[Goal] Pictures stay out; everything else in the records below is copied exactly.

Data records:
>>>>>

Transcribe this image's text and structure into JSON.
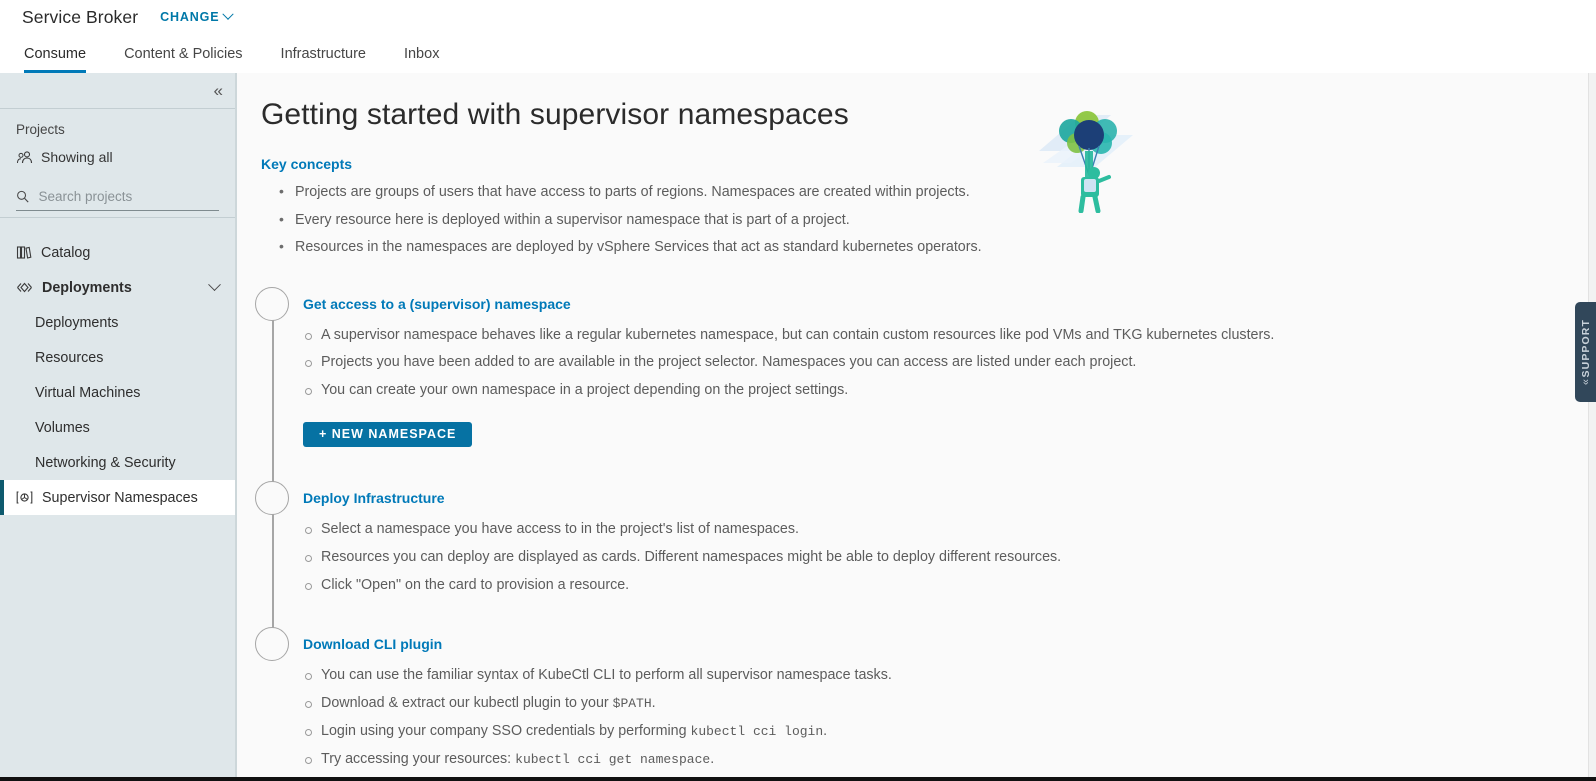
{
  "header": {
    "app_title": "Service Broker",
    "change_label": "CHANGE",
    "change_icon": "chevron-down-icon"
  },
  "tabs": [
    {
      "label": "Consume",
      "active": true
    },
    {
      "label": "Content & Policies",
      "active": false
    },
    {
      "label": "Infrastructure",
      "active": false
    },
    {
      "label": "Inbox",
      "active": false
    }
  ],
  "sidebar": {
    "collapse_icon": "double-chevron-left-icon",
    "projects_label": "Projects",
    "showing_all_label": "Showing all",
    "showing_all_icon": "users-group-icon",
    "search": {
      "icon": "search-icon",
      "placeholder": "Search projects",
      "value": ""
    },
    "nav": [
      {
        "label": "Catalog",
        "icon": "catalog-icon",
        "type": "item",
        "bold": false,
        "selected": false
      },
      {
        "label": "Deployments",
        "icon": "deployments-icon",
        "type": "item",
        "bold": true,
        "selected": false,
        "expand_icon": "chevron-down-icon"
      },
      {
        "label": "Deployments",
        "type": "sub"
      },
      {
        "label": "Resources",
        "type": "sub"
      },
      {
        "label": "Virtual Machines",
        "type": "sub"
      },
      {
        "label": "Volumes",
        "type": "sub"
      },
      {
        "label": "Networking & Security",
        "type": "sub"
      },
      {
        "label": "Supervisor Namespaces",
        "icon": "supervisor-namespace-icon",
        "type": "item",
        "bold": false,
        "selected": true
      }
    ]
  },
  "main": {
    "page_title": "Getting started with supervisor namespaces",
    "key_concepts_link": "Key concepts",
    "key_concepts": [
      "Projects are groups of users that have access to parts of regions. Namespaces are created within projects.",
      "Every resource here is deployed within a supervisor namespace that is part of a project.",
      "Resources in the namespaces are deployed by vSphere Services that act as standard kubernetes operators."
    ],
    "illustration": "balloons-parachute-illustration",
    "steps": [
      {
        "title": "Get access to a (supervisor) namespace",
        "bullets": [
          {
            "text": "A supervisor namespace behaves like a regular kubernetes namespace, but can contain custom resources like pod VMs and TKG kubernetes clusters."
          },
          {
            "text": "Projects you have been added to are available in the project selector. Namespaces you can access are listed under each project."
          },
          {
            "text": "You can create your own namespace in a project depending on the project settings."
          }
        ],
        "button": "+ NEW NAMESPACE"
      },
      {
        "title": "Deploy Infrastructure",
        "bullets": [
          {
            "text": "Select a namespace you have access to in the project's list of namespaces."
          },
          {
            "text": "Resources you can deploy are displayed as cards. Different namespaces might be able to deploy different resources."
          },
          {
            "text": "Click \"Open\" on the card to provision a resource."
          }
        ]
      },
      {
        "title": "Download CLI plugin",
        "bullets": [
          {
            "text": "You can use the familiar syntax of KubeCtl CLI to perform all supervisor namespace tasks."
          },
          {
            "text": "Download & extract our kubectl plugin to your ",
            "code": "$PATH",
            "tail": "."
          },
          {
            "text": "Login using your company SSO credentials by performing ",
            "code": "kubectl cci login",
            "tail": "."
          },
          {
            "text": "Try accessing your resources: ",
            "code": "kubectl cci get namespace",
            "tail": "."
          }
        ]
      }
    ]
  },
  "support": {
    "label": "SUPPORT",
    "icon": "double-chevron-left-icon"
  },
  "colors": {
    "accent_blue": "#0079b8",
    "button_blue": "#0672a3",
    "sidebar_bg": "#dfe7ea",
    "selected_bar": "#0e5a6e",
    "support_bg": "#31475a"
  }
}
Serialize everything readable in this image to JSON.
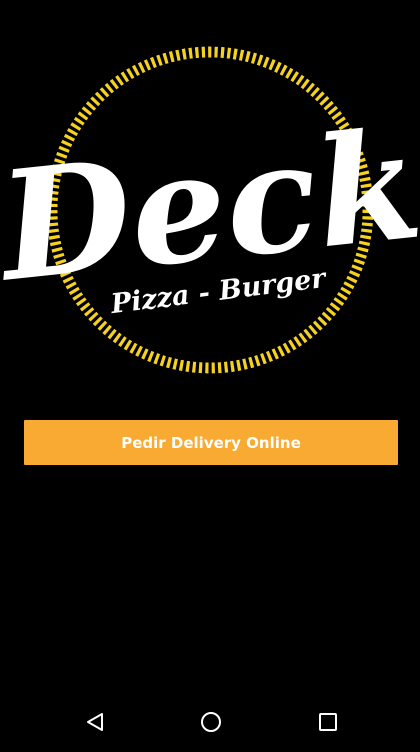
{
  "logo": {
    "brand": "Deck",
    "tagline": "Pizza - Burger",
    "ring_icon": "dashed-ring-icon",
    "colors": {
      "ring_stripe": "#F6D21E",
      "text": "#FFFFFF"
    }
  },
  "cta": {
    "label": "Pedir Delivery Online",
    "color": "#F9AA33"
  },
  "navbar": {
    "back_icon": "back-triangle-icon",
    "home_icon": "home-circle-icon",
    "recents_icon": "recents-square-icon"
  }
}
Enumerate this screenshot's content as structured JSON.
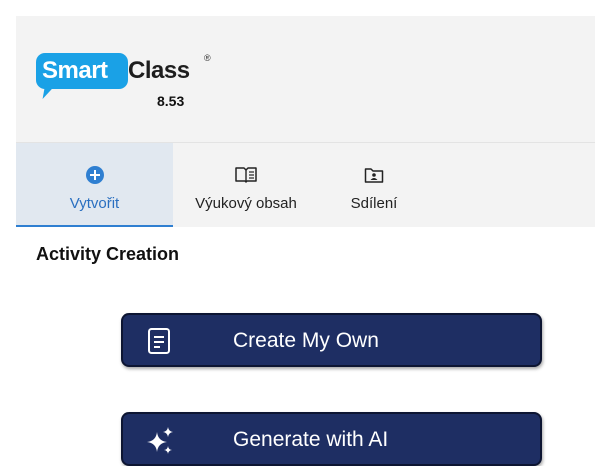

<<<<<

[The reply]
Transcribe this image's text and structure into JSON.
{
  "header": {
    "app_title": "Service Broker",
    "change_label": "CHANGE",
    "change_icon": "chevron-down-icon"
  },
  "tabs": [
    {
      "label": "Consume",
      "active": true
    },
    {
      "label": "Content & Policies",
      "active": false
    },
    {
      "label": "Infrastructure",
      "active": false
    },
    {
      "label": "Inbox",
      "active": false
    }
  ],
  "sidebar": {
    "collapse_icon": "double-chevron-left-icon",
    "projects_label": "Projects",
    "showing_all_label": "Showing all",
    "showing_all_icon": "users-group-icon",
    "search": {
      "icon": "search-icon",
      "placeholder": "Search projects",
      "value": ""
    },
    "nav": [
      {
        "label": "Catalog",
        "icon": "catalog-icon",
        "type": "item",
        "bold": false,
        "selected": false
      },
      {
        "label": "Deployments",
        "icon": "deployments-icon",
        "type": "item",
        "bold": true,
        "selected": false,
        "expand_icon": "chevron-down-icon"
      },
      {
        "label": "Deployments",
        "type": "sub"
      },
      {
        "label": "Resources",
        "type": "sub"
      },
      {
        "label": "Virtual Machines",
        "type": "sub"
      },
      {
        "label": "Volumes",
        "type": "sub"
      },
      {
        "label": "Networking & Security",
        "type": "sub"
      },
      {
        "label": "Supervisor Namespaces",
        "icon": "supervisor-namespace-icon",
        "type": "item",
        "bold": false,
        "selected": true
      }
    ]
  },
  "main": {
    "page_title": "Getting started with supervisor namespaces",
    "key_concepts_link": "Key concepts",
    "key_concepts": [
      "Projects are groups of users that have access to parts of regions. Namespaces are created within projects.",
      "Every resource here is deployed within a supervisor namespace that is part of a project.",
      "Resources in the namespaces are deployed by vSphere Services that act as standard kubernetes operators."
    ],
    "illustration": "balloons-parachute-illustration",
    "steps": [
      {
        "title": "Get access to a (supervisor) namespace",
        "bullets": [
          {
            "text": "A supervisor namespace behaves like a regular kubernetes namespace, but can contain custom resources like pod VMs and TKG kubernetes clusters."
          },
          {
            "text": "Projects you have been added to are available in the project selector. Namespaces you can access are listed under each project."
          },
          {
            "text": "You can create your own namespace in a project depending on the project settings."
          }
        ],
        "button": "+ NEW NAMESPACE"
      },
      {
        "title": "Deploy Infrastructure",
        "bullets": [
          {
            "text": "Select a namespace you have access to in the project's list of namespaces."
          },
          {
            "text": "Resources you can deploy are displayed as cards. Different namespaces might be able to deploy different resources."
          },
          {
            "text": "Click \"Open\" on the card to provision a resource."
          }
        ]
      },
      {
        "title": "Download CLI plugin",
        "bullets": [
          {
            "text": "You can use the familiar syntax of KubeCtl CLI to perform all supervisor namespace tasks."
          },
          {
            "text": "Download & extract our kubectl plugin to your ",
            "code": "$PATH",
            "tail": "."
          },
          {
            "text": "Login using your company SSO credentials by performing ",
            "code": "kubectl cci login",
            "tail": "."
          },
          {
            "text": "Try accessing your resources: ",
            "code": "kubectl cci get namespace",
            "tail": "."
          }
        ]
      }
    ]
  },
  "support": {
    "label": "SUPPORT",
    "icon": "double-chevron-left-icon"
  },
  "colors": {
    "accent_blue": "#0079b8",
    "button_blue": "#0672a3",
    "sidebar_bg": "#dfe7ea",
    "selected_bar": "#0e5a6e",
    "support_bg": "#31475a"
  }
}
Serialize everything readable in this image to JSON.
{
  "logo": {
    "brand": "Deck",
    "tagline": "Pizza - Burger",
    "ring_icon": "dashed-ring-icon",
    "colors": {
      "ring_stripe": "#F6D21E",
      "text": "#FFFFFF"
    }
  },
  "cta": {
    "label": "Pedir Delivery Online",
    "color": "#F9AA33"
  },
  "navbar": {
    "back_icon": "back-triangle-icon",
    "home_icon": "home-circle-icon",
    "recents_icon": "recents-square-icon"
  }
}
Enumerate this screenshot's content as structured JSON.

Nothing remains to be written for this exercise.